> _RECORDS SUPPLIED_:
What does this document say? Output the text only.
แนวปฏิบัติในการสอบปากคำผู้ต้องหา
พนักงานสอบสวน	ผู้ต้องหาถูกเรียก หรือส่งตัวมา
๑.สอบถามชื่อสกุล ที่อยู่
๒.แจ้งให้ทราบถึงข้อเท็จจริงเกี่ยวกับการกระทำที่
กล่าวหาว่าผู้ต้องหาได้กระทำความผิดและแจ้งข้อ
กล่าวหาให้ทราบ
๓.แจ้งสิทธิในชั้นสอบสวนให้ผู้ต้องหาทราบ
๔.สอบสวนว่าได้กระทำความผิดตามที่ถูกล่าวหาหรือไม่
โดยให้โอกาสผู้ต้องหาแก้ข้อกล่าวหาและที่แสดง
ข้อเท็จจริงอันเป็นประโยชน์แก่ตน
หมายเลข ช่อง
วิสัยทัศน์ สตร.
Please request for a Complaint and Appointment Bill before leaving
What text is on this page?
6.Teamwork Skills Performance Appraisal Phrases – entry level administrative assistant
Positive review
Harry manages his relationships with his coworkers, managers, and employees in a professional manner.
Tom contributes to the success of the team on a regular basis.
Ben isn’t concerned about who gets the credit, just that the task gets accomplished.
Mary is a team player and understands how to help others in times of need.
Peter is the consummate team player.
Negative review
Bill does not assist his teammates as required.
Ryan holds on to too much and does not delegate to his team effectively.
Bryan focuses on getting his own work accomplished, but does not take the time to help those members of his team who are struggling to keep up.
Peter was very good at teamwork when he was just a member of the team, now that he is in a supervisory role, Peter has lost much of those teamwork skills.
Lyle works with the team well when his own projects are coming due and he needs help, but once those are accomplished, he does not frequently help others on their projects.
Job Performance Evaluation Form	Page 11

> _WHAT TO WORK ON_: Give the listing above again, word for word.

> _RESPONSE FOR THIS EXERCISE_:
What does this document say? Output the text only.
แนวปฏิบัติในการสอบปากคำผู้ต้องหา
พนักงานสอบสวน	ผู้ต้องหาถูกเรียก หรือส่งตัวมา
๑.สอบถามชื่อสกุล ที่อยู่
๒.แจ้งให้ทราบถึงข้อเท็จจริงเกี่ยวกับการกระทำที่
กล่าวหาว่าผู้ต้องหาได้กระทำความผิดและแจ้งข้อ
กล่าวหาให้ทราบ
๓.แจ้งสิทธิในชั้นสอบสวนให้ผู้ต้องหาทราบ
๔.สอบสวนว่าได้กระทำความผิดตามที่ถูกล่าวหาหรือไม่
โดยให้โอกาสผู้ต้องหาแก้ข้อกล่าวหาและที่แสดง
ข้อเท็จจริงอันเป็นประโยชน์แก่ตน
หมายเลข ช่อง
วิสัยทัศน์ สตร.
Please request for a Complaint and Appointment Bill before leaving
What text is on this page?
6.Teamwork Skills Performance Appraisal Phrases – entry level administrative assistant
Positive review
Harry manages his relationships with his coworkers, managers, and employees in a professional manner.
Tom contributes to the success of the team on a regular basis.
Ben isn’t concerned about who gets the credit, just that the task gets accomplished.
Mary is a team player and understands how to help others in times of need.
Peter is the consummate team player.
Negative review
Bill does not assist his teammates as required.
Ryan holds on to too much and does not delegate to his team effectively.
Bryan focuses on getting his own work accomplished, but does not take the time to help those members of his team who are struggling to keep up.
Peter was very good at teamwork when he was just a member of the team, now that he is in a supervisory role, Peter has lost much of those teamwork skills.
Lyle works with the team well when his own projects are coming due and he needs help, but once those are accomplished, he does not frequently help others on their projects.
Job Performance Evaluation Form	Page 11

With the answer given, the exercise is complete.